> _Exercise description_: In the data below, find every line that has the string "pendientes", and copy it.

> _Rows from a dataset_:
"""
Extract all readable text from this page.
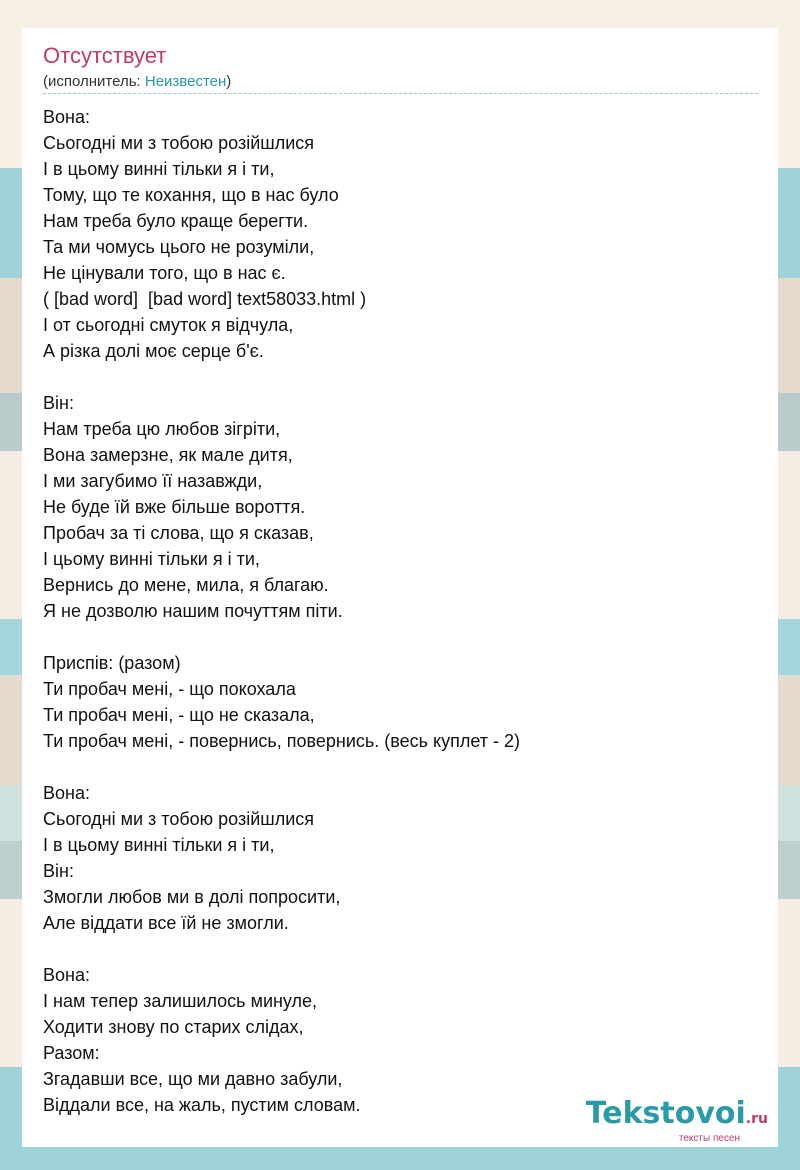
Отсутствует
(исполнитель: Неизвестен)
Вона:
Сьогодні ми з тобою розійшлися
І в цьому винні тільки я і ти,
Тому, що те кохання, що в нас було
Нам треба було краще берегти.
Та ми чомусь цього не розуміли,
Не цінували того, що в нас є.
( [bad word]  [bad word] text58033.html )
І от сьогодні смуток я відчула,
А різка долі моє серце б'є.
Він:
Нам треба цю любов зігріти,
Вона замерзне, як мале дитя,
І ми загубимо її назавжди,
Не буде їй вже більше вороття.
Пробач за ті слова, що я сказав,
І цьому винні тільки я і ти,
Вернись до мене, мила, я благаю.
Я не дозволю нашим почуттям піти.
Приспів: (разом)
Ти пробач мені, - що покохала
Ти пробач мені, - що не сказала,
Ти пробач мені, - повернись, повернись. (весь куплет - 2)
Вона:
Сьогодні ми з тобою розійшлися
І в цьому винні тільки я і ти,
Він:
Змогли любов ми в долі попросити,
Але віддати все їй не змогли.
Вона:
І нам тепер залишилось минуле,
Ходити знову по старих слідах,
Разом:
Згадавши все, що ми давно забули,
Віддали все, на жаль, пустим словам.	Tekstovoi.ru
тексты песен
"""
"""
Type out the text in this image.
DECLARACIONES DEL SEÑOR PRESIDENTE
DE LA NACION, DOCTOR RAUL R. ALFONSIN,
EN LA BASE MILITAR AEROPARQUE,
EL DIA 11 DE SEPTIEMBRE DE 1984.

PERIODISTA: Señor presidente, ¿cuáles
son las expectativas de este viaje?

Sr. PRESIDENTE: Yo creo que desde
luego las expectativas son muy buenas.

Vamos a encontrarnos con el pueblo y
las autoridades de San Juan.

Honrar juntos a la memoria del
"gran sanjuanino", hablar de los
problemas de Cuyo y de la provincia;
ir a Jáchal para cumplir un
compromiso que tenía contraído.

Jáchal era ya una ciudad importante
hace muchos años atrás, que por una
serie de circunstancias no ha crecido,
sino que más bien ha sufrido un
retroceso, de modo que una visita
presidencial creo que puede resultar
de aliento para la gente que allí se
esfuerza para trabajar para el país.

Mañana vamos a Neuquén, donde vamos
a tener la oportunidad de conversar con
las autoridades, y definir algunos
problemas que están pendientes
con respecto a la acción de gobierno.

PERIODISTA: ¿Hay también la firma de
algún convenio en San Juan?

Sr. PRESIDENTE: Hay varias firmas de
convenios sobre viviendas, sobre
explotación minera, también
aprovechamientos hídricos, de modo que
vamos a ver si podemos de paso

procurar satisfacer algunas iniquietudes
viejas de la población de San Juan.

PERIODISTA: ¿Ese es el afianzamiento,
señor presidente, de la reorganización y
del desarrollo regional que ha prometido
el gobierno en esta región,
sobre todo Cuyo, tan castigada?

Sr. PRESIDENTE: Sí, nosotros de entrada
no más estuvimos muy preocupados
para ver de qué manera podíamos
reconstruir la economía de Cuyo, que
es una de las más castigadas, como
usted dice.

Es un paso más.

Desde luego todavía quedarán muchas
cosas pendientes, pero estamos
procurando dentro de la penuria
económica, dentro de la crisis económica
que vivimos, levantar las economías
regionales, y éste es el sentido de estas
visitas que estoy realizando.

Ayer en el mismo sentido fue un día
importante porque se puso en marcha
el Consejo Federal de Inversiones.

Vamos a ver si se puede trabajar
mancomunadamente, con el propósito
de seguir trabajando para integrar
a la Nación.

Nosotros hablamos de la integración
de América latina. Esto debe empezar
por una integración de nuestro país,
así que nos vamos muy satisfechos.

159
"""
> _Answer for this exercise_:
problemas que están pendientes
cosas pendientes, pero estamos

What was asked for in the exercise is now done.